• What the task asks:
Take every line from the listing below that contains "account".

• Records shown:
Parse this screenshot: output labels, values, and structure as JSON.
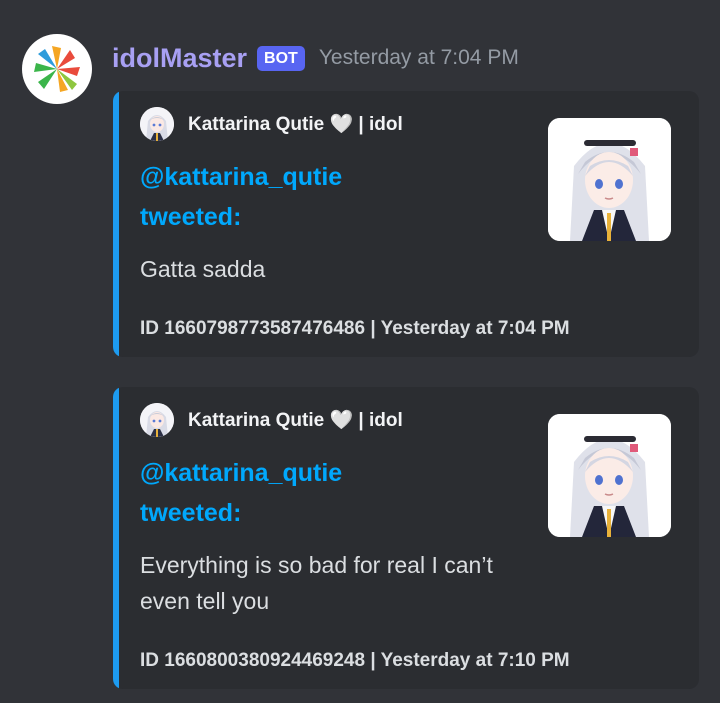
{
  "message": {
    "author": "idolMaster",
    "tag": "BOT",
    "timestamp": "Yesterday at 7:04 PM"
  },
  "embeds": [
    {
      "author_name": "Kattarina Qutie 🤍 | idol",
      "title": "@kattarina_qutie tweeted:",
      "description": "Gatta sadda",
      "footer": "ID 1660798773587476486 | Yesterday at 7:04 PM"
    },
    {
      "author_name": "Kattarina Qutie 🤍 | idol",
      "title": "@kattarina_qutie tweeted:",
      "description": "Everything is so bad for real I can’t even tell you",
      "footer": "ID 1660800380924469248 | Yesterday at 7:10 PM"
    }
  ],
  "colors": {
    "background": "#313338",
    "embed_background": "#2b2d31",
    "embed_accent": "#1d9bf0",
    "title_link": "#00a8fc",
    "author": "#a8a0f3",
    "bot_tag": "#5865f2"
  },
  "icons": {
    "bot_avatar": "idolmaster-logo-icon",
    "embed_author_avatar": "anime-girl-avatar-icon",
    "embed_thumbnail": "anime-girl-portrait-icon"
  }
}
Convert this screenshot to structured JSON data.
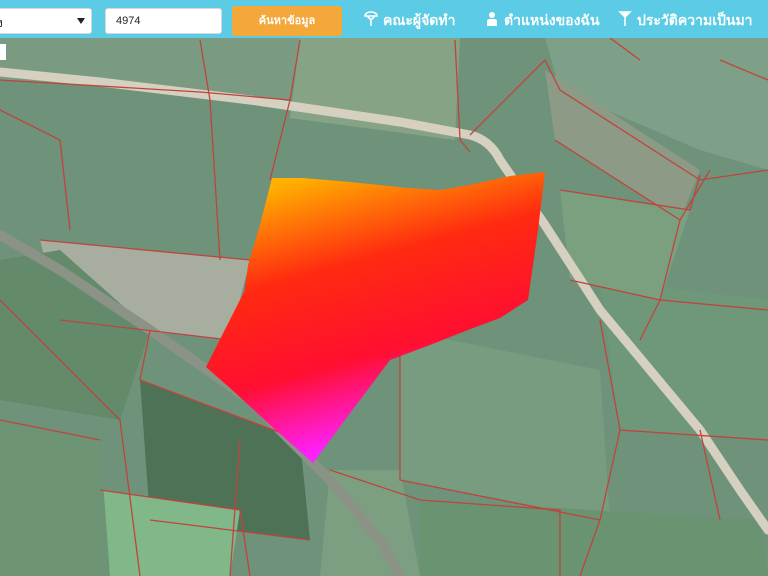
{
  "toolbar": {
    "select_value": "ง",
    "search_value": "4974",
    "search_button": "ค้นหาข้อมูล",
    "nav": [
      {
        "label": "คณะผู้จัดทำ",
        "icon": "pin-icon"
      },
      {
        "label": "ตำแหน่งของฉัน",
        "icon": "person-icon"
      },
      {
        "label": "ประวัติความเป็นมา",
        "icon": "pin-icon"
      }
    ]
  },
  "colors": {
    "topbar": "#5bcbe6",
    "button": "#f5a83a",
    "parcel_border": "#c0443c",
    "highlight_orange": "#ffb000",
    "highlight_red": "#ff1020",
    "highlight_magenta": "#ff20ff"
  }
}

--

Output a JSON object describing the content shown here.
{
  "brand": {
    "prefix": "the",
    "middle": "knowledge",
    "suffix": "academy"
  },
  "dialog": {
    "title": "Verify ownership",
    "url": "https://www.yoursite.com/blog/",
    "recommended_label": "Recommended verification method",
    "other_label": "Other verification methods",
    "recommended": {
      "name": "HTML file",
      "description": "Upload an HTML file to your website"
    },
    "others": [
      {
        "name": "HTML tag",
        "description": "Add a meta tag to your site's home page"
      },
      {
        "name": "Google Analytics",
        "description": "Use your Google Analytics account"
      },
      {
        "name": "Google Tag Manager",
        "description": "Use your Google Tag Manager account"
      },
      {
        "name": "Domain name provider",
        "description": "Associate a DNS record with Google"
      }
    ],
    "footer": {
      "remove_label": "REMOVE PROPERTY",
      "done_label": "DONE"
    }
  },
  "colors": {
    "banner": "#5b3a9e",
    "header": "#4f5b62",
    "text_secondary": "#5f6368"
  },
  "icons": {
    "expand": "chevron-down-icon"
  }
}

• Solved exercise:
        "description": "Use your Google Analytics account"
        "description": "Use your Google Tag Manager account"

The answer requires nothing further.